-- start of Dataset content --

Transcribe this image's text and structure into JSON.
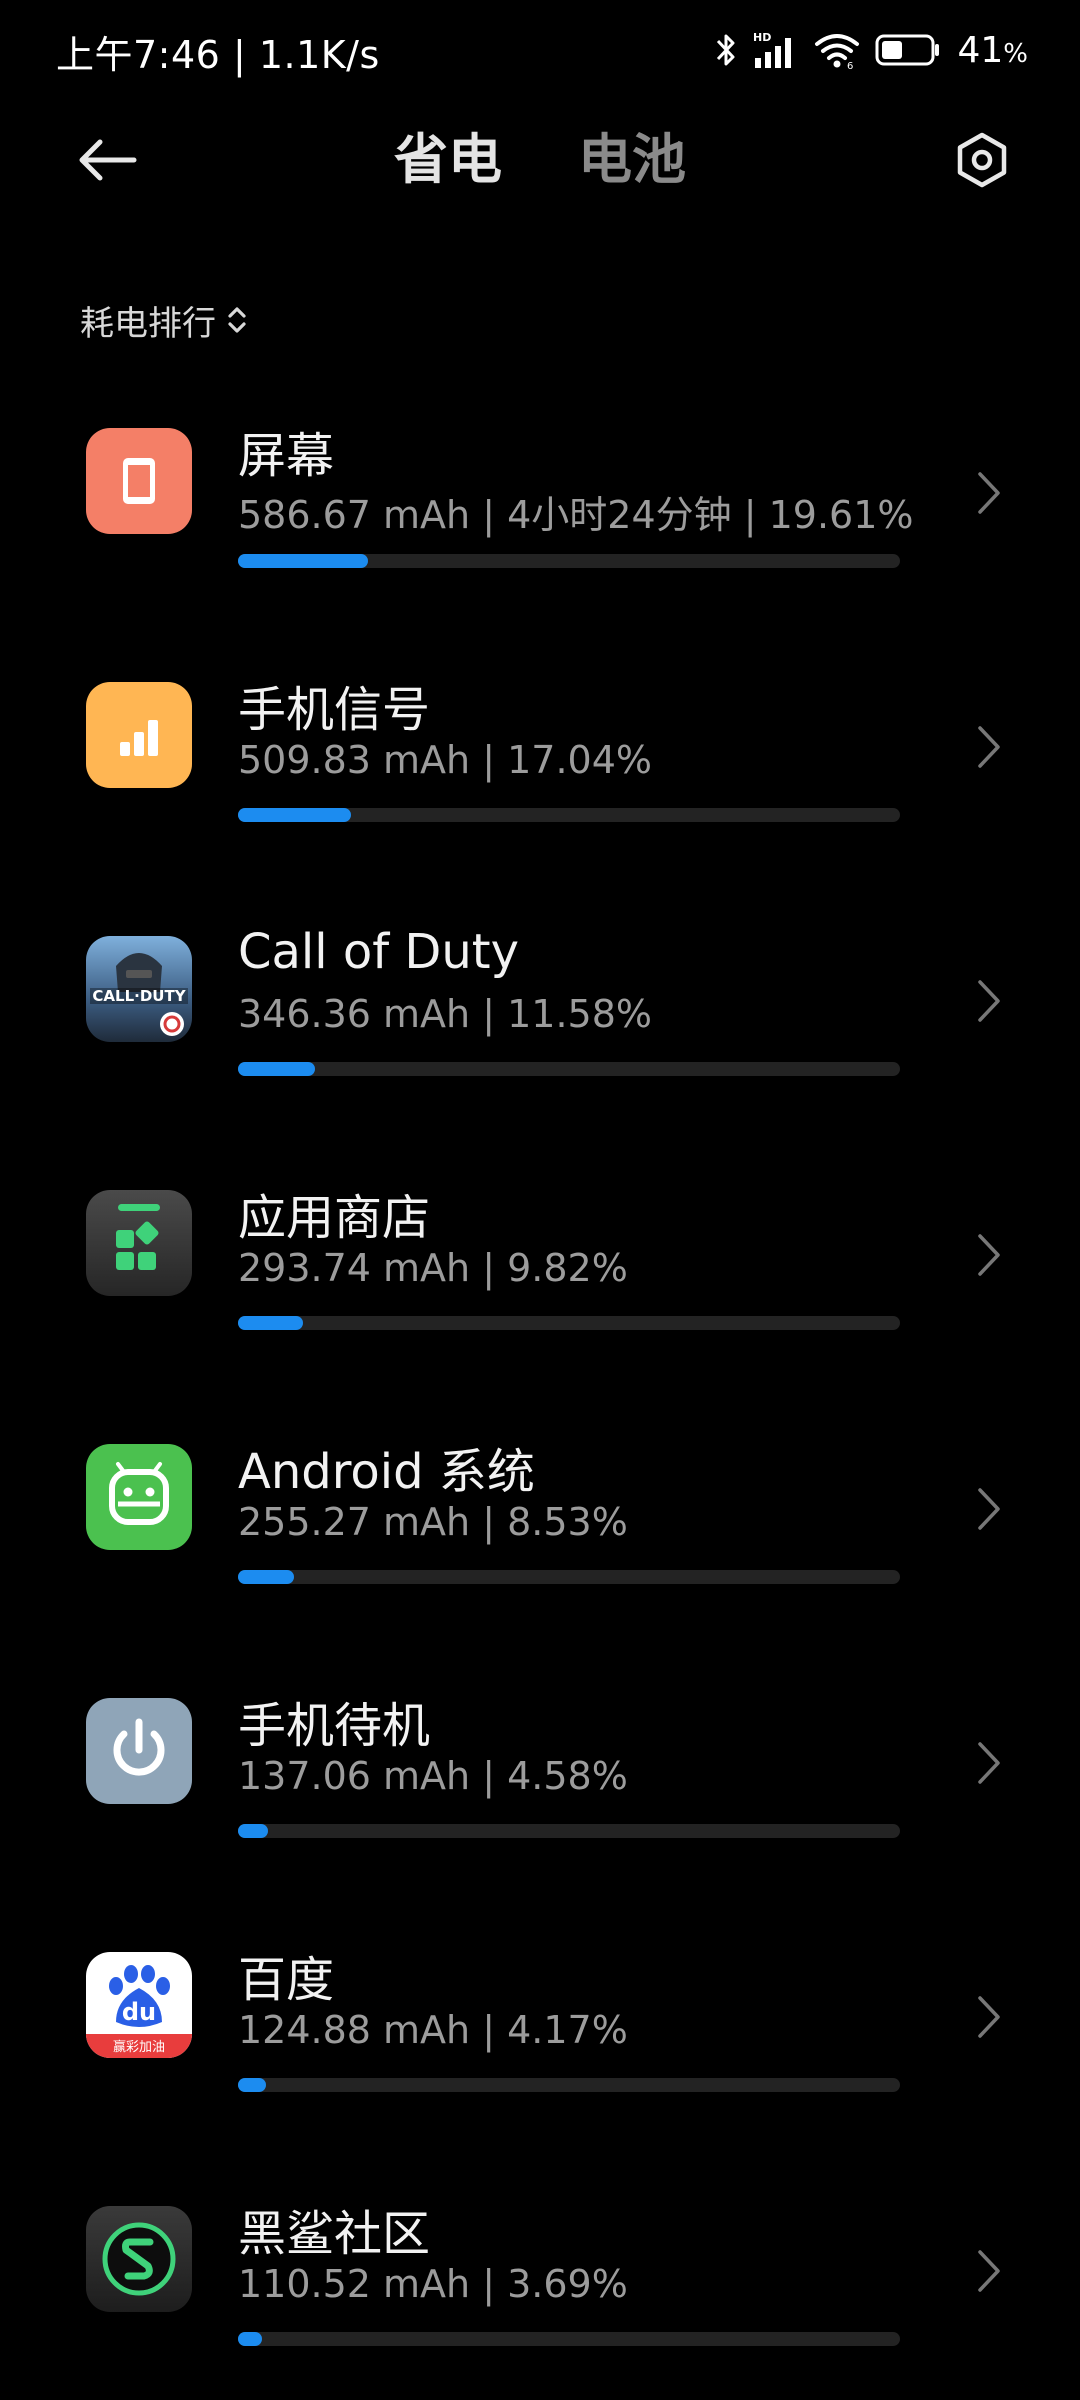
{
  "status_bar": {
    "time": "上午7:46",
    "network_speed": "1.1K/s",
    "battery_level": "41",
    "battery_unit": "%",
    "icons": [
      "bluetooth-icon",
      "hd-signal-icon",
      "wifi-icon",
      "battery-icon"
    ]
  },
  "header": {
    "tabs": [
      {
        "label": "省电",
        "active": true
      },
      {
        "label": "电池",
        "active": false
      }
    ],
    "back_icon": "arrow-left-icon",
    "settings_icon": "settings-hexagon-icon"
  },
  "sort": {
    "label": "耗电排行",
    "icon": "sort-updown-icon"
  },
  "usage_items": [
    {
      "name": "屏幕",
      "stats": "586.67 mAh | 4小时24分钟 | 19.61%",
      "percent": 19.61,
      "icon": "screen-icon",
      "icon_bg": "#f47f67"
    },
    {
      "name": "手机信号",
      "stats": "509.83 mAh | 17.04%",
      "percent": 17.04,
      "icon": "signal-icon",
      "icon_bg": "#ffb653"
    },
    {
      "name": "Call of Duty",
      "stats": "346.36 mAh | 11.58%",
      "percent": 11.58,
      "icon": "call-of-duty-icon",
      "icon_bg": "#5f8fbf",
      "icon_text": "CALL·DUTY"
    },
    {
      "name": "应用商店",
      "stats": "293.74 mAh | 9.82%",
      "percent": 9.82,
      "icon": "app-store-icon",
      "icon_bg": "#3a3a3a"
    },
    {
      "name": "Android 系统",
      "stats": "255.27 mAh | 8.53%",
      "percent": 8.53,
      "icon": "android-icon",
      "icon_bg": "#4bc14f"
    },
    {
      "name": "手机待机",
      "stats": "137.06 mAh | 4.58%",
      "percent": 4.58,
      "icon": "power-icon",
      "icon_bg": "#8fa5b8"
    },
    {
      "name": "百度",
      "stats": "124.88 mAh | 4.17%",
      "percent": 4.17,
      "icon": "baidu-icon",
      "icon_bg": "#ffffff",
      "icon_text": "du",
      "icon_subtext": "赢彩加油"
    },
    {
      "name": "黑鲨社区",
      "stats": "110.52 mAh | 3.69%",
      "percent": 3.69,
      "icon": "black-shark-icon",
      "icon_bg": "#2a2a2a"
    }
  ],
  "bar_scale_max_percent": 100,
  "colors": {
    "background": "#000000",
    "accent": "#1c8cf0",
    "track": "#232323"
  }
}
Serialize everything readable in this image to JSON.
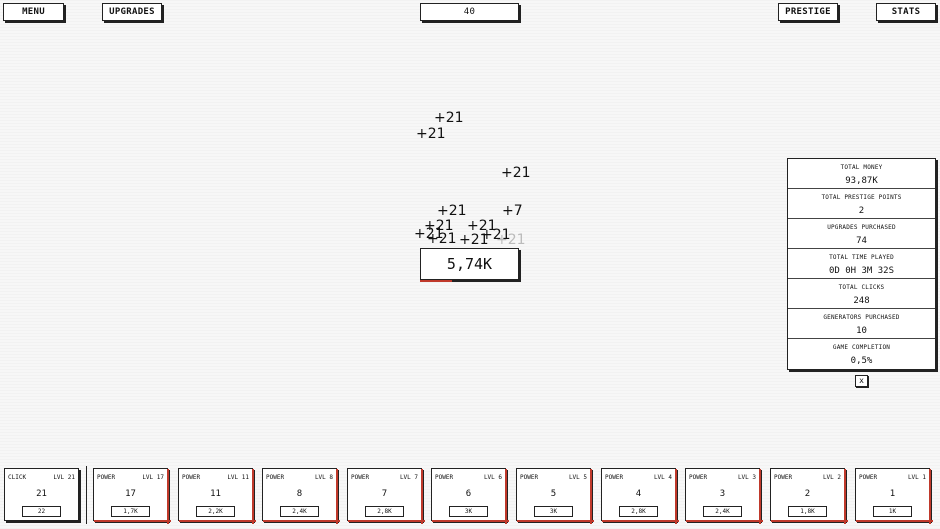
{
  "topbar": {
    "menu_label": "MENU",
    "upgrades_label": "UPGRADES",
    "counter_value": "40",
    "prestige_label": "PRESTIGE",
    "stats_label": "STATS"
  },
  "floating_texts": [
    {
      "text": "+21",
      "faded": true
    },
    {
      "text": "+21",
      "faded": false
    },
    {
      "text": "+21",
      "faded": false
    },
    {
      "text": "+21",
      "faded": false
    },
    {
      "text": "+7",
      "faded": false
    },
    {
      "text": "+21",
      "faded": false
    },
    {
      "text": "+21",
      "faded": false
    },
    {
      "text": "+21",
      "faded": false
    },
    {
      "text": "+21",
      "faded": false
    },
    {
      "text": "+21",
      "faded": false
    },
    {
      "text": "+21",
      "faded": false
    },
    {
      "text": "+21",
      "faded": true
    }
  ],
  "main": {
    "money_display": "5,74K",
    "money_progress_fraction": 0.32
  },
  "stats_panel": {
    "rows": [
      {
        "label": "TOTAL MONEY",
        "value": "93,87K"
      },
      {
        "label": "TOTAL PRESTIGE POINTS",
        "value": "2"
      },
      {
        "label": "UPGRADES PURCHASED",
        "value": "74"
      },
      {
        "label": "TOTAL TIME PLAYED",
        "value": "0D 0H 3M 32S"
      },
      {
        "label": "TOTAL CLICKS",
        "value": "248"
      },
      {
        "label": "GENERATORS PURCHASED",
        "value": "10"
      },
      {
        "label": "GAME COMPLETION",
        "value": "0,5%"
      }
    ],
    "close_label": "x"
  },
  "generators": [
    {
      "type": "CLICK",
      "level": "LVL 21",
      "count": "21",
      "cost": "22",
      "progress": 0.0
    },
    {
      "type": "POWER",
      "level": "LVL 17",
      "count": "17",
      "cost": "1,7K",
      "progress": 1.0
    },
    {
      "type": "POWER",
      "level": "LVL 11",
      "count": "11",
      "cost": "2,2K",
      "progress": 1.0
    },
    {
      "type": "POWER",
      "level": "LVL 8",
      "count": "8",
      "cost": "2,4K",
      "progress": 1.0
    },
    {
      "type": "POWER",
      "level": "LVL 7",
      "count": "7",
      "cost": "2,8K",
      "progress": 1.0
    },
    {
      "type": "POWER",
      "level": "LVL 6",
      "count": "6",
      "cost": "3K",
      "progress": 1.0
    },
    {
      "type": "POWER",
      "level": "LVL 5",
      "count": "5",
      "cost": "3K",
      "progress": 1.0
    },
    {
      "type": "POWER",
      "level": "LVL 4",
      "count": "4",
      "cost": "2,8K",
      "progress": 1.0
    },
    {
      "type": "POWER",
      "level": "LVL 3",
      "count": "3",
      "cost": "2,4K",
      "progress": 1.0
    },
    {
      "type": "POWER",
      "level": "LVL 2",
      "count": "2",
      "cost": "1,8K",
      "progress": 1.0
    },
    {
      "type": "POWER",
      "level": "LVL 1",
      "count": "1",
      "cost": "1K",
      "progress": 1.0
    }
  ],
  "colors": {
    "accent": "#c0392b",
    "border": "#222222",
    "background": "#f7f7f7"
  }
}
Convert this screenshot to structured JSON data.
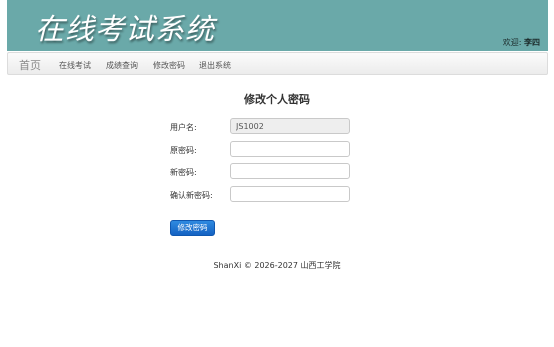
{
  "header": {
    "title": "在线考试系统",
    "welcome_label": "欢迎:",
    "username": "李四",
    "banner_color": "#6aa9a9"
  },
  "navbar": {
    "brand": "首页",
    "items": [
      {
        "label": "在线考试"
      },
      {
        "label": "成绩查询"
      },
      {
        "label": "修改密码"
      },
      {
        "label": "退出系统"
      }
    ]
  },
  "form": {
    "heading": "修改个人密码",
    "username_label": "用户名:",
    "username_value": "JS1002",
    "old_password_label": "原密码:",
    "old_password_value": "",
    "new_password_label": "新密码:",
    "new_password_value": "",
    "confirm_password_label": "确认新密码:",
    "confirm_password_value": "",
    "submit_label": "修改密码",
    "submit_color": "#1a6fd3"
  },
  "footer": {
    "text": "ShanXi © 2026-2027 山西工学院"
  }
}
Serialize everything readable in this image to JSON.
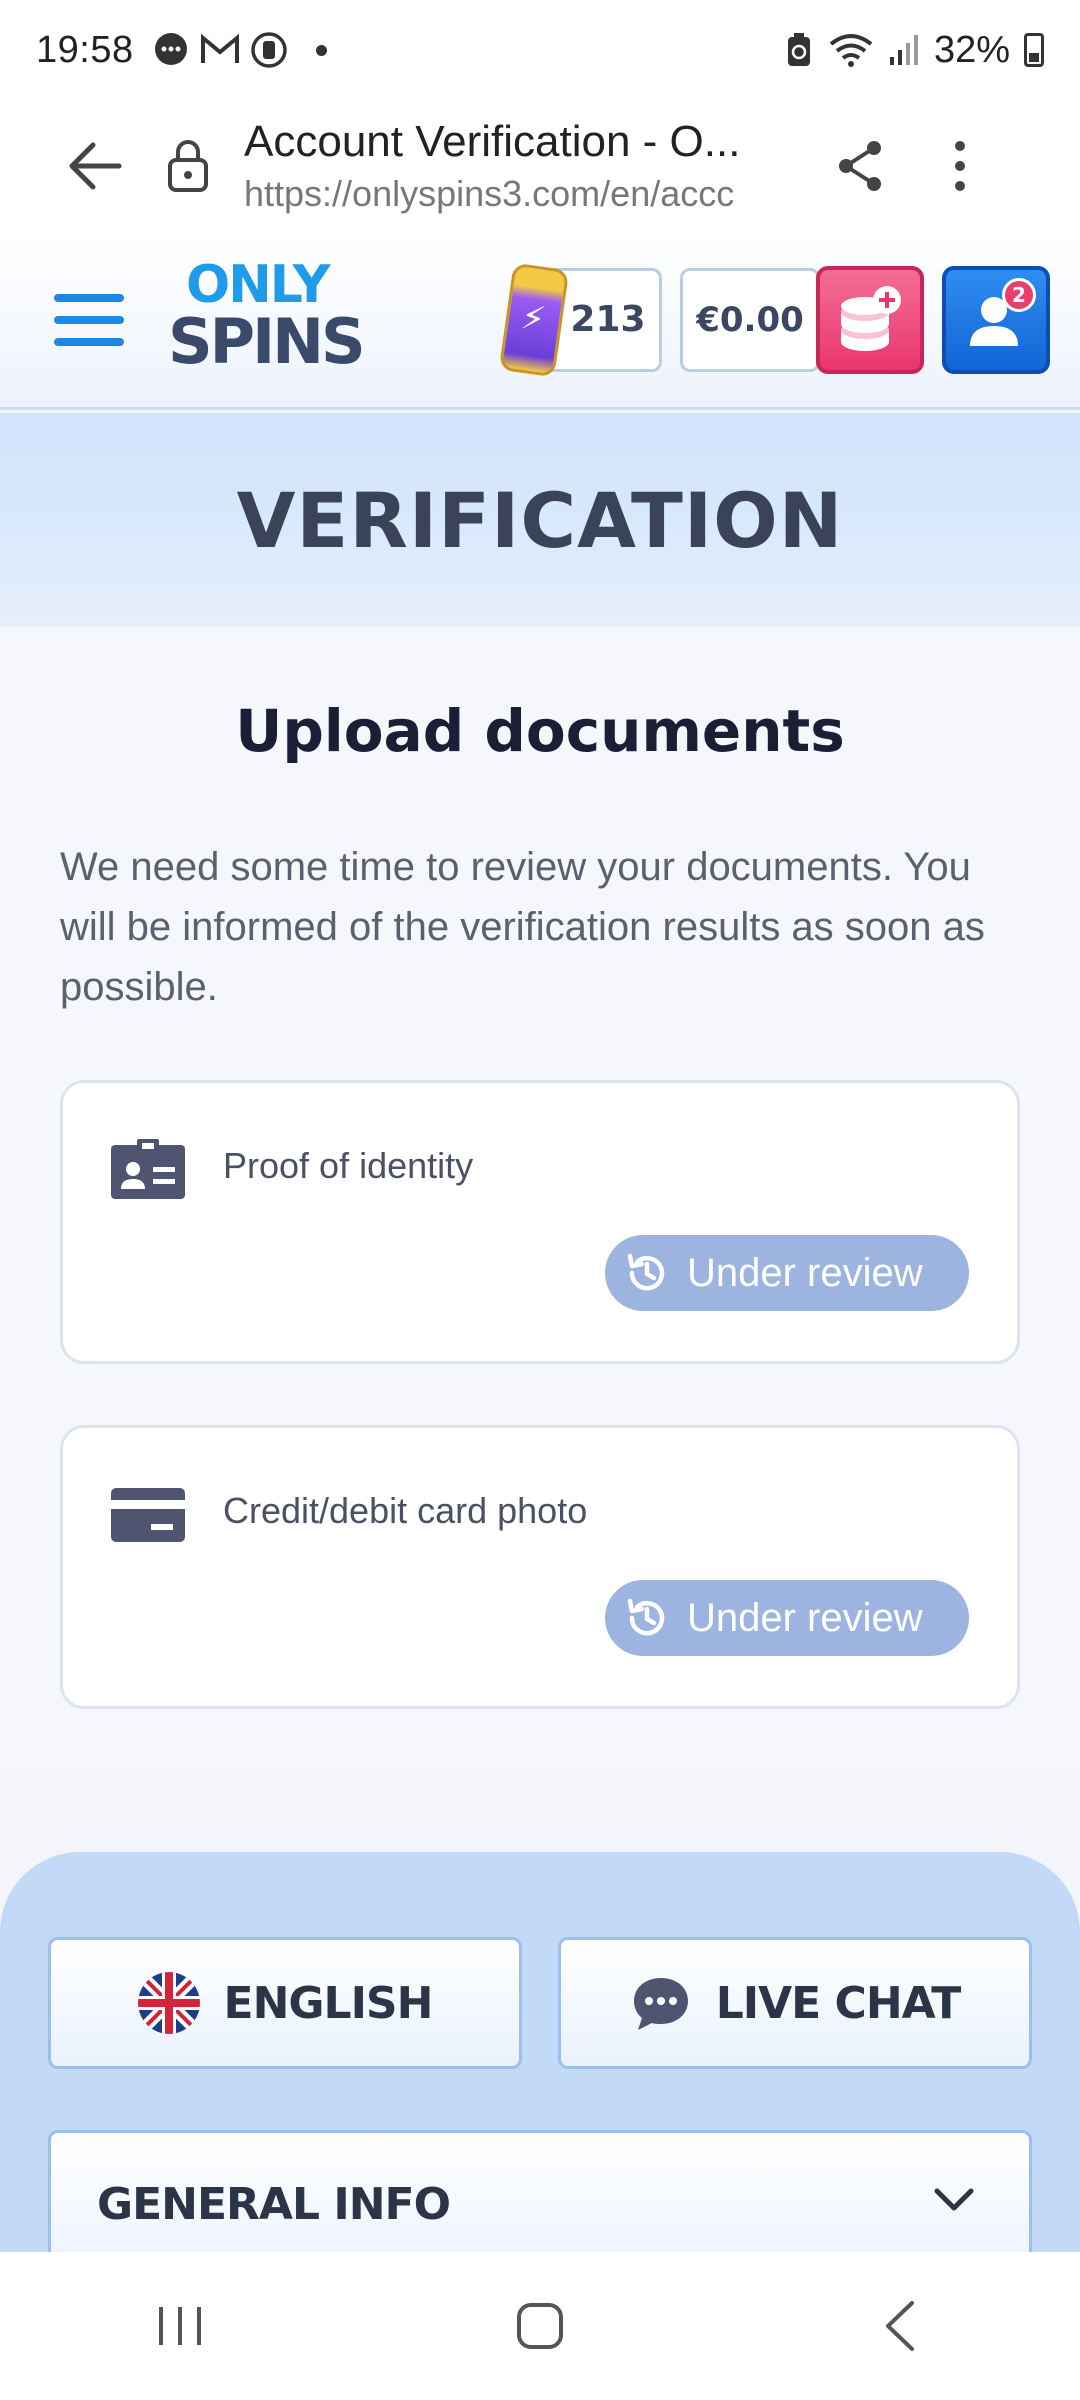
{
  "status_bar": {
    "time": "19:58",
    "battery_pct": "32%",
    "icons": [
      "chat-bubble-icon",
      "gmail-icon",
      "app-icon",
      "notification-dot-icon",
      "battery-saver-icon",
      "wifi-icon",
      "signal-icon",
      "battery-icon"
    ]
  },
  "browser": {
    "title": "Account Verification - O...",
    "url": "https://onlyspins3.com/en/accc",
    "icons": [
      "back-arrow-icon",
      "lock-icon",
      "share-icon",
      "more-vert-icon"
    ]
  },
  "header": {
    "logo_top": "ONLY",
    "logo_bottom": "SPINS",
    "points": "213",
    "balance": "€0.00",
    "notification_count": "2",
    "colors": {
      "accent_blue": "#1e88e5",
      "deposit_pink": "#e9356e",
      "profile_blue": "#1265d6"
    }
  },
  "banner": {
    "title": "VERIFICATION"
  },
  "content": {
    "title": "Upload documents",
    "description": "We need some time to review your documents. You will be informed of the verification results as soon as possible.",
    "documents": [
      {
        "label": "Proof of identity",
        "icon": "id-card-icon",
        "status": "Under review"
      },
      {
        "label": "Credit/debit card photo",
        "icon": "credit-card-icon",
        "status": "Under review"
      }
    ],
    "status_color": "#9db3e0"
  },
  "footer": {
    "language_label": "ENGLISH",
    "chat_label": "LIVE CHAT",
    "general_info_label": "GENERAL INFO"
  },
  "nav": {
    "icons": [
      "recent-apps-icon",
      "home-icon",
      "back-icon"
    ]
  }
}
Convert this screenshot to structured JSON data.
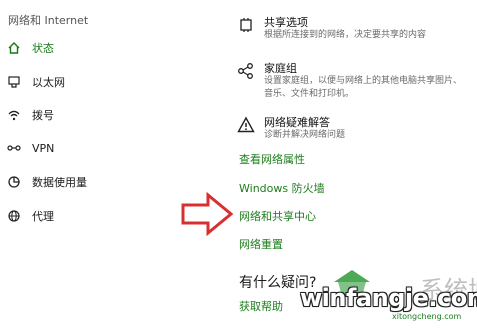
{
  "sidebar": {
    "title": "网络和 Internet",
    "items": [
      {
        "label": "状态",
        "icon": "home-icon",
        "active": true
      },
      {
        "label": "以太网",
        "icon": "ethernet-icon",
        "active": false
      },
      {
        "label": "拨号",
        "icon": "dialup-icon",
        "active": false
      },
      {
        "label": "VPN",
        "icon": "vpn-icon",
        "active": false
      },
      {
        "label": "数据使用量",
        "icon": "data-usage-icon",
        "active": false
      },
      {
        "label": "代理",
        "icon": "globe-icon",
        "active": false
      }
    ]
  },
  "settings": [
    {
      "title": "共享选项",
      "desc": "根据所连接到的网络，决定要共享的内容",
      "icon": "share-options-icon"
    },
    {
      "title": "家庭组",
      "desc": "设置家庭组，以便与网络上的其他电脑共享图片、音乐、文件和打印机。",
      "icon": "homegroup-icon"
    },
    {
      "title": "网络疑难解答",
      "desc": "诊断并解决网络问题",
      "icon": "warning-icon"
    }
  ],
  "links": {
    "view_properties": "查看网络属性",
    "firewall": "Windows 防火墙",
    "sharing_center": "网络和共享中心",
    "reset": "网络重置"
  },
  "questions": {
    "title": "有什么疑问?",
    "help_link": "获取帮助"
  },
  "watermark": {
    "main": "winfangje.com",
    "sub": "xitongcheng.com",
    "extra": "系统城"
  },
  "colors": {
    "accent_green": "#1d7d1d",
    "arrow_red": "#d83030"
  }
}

-- end of Dataset content --

#### [Task description]
Filter the records above for "PRESTIGE" and copy every matching line.

#### [Completed exercise]
    "prestige_label": "PRESTIGE",
        "label": "TOTAL PRESTIGE POINTS",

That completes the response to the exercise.